> Task objective: Output all of the entries below precisely as written.

--*--

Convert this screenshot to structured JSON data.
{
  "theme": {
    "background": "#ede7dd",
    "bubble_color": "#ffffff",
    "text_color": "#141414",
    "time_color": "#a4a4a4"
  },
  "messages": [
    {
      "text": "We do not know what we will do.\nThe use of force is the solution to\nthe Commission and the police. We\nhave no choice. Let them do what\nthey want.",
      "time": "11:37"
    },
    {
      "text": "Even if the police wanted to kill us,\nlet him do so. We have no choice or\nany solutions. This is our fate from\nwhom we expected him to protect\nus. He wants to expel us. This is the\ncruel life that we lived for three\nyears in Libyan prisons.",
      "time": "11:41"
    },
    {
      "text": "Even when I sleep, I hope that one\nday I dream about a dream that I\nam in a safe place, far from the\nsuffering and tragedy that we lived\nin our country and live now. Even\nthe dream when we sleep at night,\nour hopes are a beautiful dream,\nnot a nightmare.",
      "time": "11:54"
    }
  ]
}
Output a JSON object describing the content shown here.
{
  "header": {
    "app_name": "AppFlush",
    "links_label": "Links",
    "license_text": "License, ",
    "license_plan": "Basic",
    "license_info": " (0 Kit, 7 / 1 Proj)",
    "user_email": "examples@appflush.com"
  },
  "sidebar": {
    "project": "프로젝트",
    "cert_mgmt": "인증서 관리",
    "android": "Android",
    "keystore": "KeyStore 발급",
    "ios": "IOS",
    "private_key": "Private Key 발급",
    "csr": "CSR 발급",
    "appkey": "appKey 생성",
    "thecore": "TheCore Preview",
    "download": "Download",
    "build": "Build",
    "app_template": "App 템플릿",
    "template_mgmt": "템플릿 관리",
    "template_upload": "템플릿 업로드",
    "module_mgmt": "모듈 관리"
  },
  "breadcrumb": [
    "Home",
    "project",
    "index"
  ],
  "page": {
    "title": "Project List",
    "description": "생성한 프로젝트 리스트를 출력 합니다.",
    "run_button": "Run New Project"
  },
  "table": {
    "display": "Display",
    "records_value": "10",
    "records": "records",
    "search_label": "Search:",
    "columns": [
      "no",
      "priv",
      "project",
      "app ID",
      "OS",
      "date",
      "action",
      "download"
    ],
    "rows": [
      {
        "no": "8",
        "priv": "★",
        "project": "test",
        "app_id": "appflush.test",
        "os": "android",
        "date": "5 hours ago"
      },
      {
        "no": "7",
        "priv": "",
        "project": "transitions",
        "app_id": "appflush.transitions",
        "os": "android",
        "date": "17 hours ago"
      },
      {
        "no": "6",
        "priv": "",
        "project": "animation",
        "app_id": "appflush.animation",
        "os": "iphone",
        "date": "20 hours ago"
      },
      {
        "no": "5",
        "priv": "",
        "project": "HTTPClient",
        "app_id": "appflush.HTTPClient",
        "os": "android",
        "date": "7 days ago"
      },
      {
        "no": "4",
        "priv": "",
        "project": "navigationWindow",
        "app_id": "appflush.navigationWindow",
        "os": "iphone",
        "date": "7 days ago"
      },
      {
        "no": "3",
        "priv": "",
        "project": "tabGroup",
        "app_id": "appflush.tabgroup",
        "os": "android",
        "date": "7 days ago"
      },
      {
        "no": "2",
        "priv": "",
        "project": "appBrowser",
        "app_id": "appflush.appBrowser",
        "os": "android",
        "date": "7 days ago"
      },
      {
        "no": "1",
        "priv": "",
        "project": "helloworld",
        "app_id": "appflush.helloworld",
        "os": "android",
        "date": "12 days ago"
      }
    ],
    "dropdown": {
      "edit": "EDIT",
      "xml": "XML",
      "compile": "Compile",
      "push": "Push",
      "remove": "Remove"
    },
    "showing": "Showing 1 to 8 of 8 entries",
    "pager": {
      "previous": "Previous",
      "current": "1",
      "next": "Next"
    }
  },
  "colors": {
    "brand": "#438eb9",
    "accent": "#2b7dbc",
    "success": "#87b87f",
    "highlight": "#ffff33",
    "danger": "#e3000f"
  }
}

--*--

> Solution below:
Convert this screenshot to structured JSON data.
{
  "theme": {
    "background": "#ede7dd",
    "bubble_color": "#ffffff",
    "text_color": "#141414",
    "time_color": "#a4a4a4"
  },
  "messages": [
    {
      "text": "We do not know what we will do.\nThe use of force is the solution to\nthe Commission and the police. We\nhave no choice. Let them do what\nthey want.",
      "time": "11:37"
    },
    {
      "text": "Even if the police wanted to kill us,\nlet him do so. We have no choice or\nany solutions. This is our fate from\nwhom we expected him to protect\nus. He wants to expel us. This is the\ncruel life that we lived for three\nyears in Libyan prisons.",
      "time": "11:41"
    },
    {
      "text": "Even when I sleep, I hope that one\nday I dream about a dream that I\nam in a safe place, far from the\nsuffering and tragedy that we lived\nin our country and live now. Even\nthe dream when we sleep at night,\nour hopes are a beautiful dream,\nnot a nightmare.",
      "time": "11:54"
    }
  ]
}
Output a JSON object describing the content shown here.
{
  "header": {
    "app_name": "AppFlush",
    "links_label": "Links",
    "license_text": "License, ",
    "license_plan": "Basic",
    "license_info": " (0 Kit, 7 / 1 Proj)",
    "user_email": "examples@appflush.com"
  },
  "sidebar": {
    "project": "프로젝트",
    "cert_mgmt": "인증서 관리",
    "android": "Android",
    "keystore": "KeyStore 발급",
    "ios": "IOS",
    "private_key": "Private Key 발급",
    "csr": "CSR 발급",
    "appkey": "appKey 생성",
    "thecore": "TheCore Preview",
    "download": "Download",
    "build": "Build",
    "app_template": "App 템플릿",
    "template_mgmt": "템플릿 관리",
    "template_upload": "템플릿 업로드",
    "module_mgmt": "모듈 관리"
  },
  "breadcrumb": [
    "Home",
    "project",
    "index"
  ],
  "page": {
    "title": "Project List",
    "description": "생성한 프로젝트 리스트를 출력 합니다.",
    "run_button": "Run New Project"
  },
  "table": {
    "display": "Display",
    "records_value": "10",
    "records": "records",
    "search_label": "Search:",
    "columns": [
      "no",
      "priv",
      "project",
      "app ID",
      "OS",
      "date",
      "action",
      "download"
    ],
    "rows": [
      {
        "no": "8",
        "priv": "★",
        "project": "test",
        "app_id": "appflush.test",
        "os": "android",
        "date": "5 hours ago"
      },
      {
        "no": "7",
        "priv": "",
        "project": "transitions",
        "app_id": "appflush.transitions",
        "os": "android",
        "date": "17 hours ago"
      },
      {
        "no": "6",
        "priv": "",
        "project": "animation",
        "app_id": "appflush.animation",
        "os": "iphone",
        "date": "20 hours ago"
      },
      {
        "no": "5",
        "priv": "",
        "project": "HTTPClient",
        "app_id": "appflush.HTTPClient",
        "os": "android",
        "date": "7 days ago"
      },
      {
        "no": "4",
        "priv": "",
        "project": "navigationWindow",
        "app_id": "appflush.navigationWindow",
        "os": "iphone",
        "date": "7 days ago"
      },
      {
        "no": "3",
        "priv": "",
        "project": "tabGroup",
        "app_id": "appflush.tabgroup",
        "os": "android",
        "date": "7 days ago"
      },
      {
        "no": "2",
        "priv": "",
        "project": "appBrowser",
        "app_id": "appflush.appBrowser",
        "os": "android",
        "date": "7 days ago"
      },
      {
        "no": "1",
        "priv": "",
        "project": "helloworld",
        "app_id": "appflush.helloworld",
        "os": "android",
        "date": "12 days ago"
      }
    ],
    "dropdown": {
      "edit": "EDIT",
      "xml": "XML",
      "compile": "Compile",
      "push": "Push",
      "remove": "Remove"
    },
    "showing": "Showing 1 to 8 of 8 entries",
    "pager": {
      "previous": "Previous",
      "current": "1",
      "next": "Next"
    }
  },
  "colors": {
    "brand": "#438eb9",
    "accent": "#2b7dbc",
    "success": "#87b87f",
    "highlight": "#ffff33",
    "danger": "#e3000f"
  }
}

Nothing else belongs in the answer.